▶ [DIRECTIVE]: Extract the full set of records that follows, word for word.
* * * * * * * * *
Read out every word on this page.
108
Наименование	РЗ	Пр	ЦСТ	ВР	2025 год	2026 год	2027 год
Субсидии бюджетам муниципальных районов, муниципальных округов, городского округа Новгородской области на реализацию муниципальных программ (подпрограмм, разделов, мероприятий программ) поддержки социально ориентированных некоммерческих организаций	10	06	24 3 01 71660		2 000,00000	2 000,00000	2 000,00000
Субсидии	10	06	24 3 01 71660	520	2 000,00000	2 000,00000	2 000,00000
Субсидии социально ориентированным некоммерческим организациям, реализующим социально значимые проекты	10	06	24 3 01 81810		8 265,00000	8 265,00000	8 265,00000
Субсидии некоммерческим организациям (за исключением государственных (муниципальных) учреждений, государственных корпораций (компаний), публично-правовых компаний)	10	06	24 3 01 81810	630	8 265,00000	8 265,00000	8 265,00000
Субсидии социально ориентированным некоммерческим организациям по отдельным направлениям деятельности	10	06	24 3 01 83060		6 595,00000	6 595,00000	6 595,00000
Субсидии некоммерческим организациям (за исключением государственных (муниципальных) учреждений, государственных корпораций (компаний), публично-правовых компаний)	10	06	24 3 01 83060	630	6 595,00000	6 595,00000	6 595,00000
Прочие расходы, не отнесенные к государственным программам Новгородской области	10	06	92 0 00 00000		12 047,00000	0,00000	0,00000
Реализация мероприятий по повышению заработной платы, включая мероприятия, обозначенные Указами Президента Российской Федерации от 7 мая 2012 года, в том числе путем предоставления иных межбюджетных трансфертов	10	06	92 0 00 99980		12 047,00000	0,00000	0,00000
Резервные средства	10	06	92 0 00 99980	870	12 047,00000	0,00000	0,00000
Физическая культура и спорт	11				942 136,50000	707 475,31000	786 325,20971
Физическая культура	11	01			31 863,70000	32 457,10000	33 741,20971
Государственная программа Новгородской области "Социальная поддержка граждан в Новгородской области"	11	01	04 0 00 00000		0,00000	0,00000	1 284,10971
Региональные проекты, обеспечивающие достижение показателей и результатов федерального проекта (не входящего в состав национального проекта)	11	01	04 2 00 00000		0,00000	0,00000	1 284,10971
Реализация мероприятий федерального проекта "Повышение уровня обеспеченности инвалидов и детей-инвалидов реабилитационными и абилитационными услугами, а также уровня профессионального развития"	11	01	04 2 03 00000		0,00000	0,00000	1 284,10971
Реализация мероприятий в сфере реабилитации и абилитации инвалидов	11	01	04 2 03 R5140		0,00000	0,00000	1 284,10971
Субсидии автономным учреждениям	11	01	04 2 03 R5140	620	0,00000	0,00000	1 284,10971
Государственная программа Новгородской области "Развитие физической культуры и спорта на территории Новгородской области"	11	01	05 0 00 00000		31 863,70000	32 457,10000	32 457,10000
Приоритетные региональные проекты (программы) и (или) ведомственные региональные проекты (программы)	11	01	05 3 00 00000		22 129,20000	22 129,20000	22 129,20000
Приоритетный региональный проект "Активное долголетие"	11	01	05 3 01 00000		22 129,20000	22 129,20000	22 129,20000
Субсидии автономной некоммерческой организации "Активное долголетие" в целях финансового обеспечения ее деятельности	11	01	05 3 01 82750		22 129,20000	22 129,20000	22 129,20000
* * * * * * * * *
▶ [SOLUTION BELOW]:
Read out every word on this page.
108
Наименование	РЗ	Пр	ЦСТ	ВР	2025 год	2026 год	2027 год
Субсидии бюджетам муниципальных районов, муниципальных округов, городского округа Новгородской области на реализацию муниципальных программ (подпрограмм, разделов, мероприятий программ) поддержки социально ориентированных некоммерческих организаций	10	06	24 3 01 71660		2 000,00000	2 000,00000	2 000,00000
Субсидии	10	06	24 3 01 71660	520	2 000,00000	2 000,00000	2 000,00000
Субсидии социально ориентированным некоммерческим организациям, реализующим социально значимые проекты	10	06	24 3 01 81810		8 265,00000	8 265,00000	8 265,00000
Субсидии некоммерческим организациям (за исключением государственных (муниципальных) учреждений, государственных корпораций (компаний), публично-правовых компаний)	10	06	24 3 01 81810	630	8 265,00000	8 265,00000	8 265,00000
Субсидии социально ориентированным некоммерческим организациям по отдельным направлениям деятельности	10	06	24 3 01 83060		6 595,00000	6 595,00000	6 595,00000
Субсидии некоммерческим организациям (за исключением государственных (муниципальных) учреждений, государственных корпораций (компаний), публично-правовых компаний)	10	06	24 3 01 83060	630	6 595,00000	6 595,00000	6 595,00000
Прочие расходы, не отнесенные к государственным программам Новгородской области	10	06	92 0 00 00000		12 047,00000	0,00000	0,00000
Реализация мероприятий по повышению заработной платы, включая мероприятия, обозначенные Указами Президента Российской Федерации от 7 мая 2012 года, в том числе путем предоставления иных межбюджетных трансфертов	10	06	92 0 00 99980		12 047,00000	0,00000	0,00000
Резервные средства	10	06	92 0 00 99980	870	12 047,00000	0,00000	0,00000
Физическая культура и спорт	11				942 136,50000	707 475,31000	786 325,20971
Физическая культура	11	01			31 863,70000	32 457,10000	33 741,20971
Государственная программа Новгородской области "Социальная поддержка граждан в Новгородской области"	11	01	04 0 00 00000		0,00000	0,00000	1 284,10971
Региональные проекты, обеспечивающие достижение показателей и результатов федерального проекта (не входящего в состав национального проекта)	11	01	04 2 00 00000		0,00000	0,00000	1 284,10971
Реализация мероприятий федерального проекта "Повышение уровня обеспеченности инвалидов и детей-инвалидов реабилитационными и абилитационными услугами, а также уровня профессионального развития"	11	01	04 2 03 00000		0,00000	0,00000	1 284,10971
Реализация мероприятий в сфере реабилитации и абилитации инвалидов	11	01	04 2 03 R5140		0,00000	0,00000	1 284,10971
Субсидии автономным учреждениям	11	01	04 2 03 R5140	620	0,00000	0,00000	1 284,10971
Государственная программа Новгородской области "Развитие физической культуры и спорта на территории Новгородской области"	11	01	05 0 00 00000		31 863,70000	32 457,10000	32 457,10000
Приоритетные региональные проекты (программы) и (или) ведомственные региональные проекты (программы)	11	01	05 3 00 00000		22 129,20000	22 129,20000	22 129,20000
Приоритетный региональный проект "Активное долголетие"	11	01	05 3 01 00000		22 129,20000	22 129,20000	22 129,20000
Субсидии автономной некоммерческой организации "Активное долголетие" в целях финансового обеспечения ее деятельности	11	01	05 3 01 82750		22 129,20000	22 129,20000	22 129,20000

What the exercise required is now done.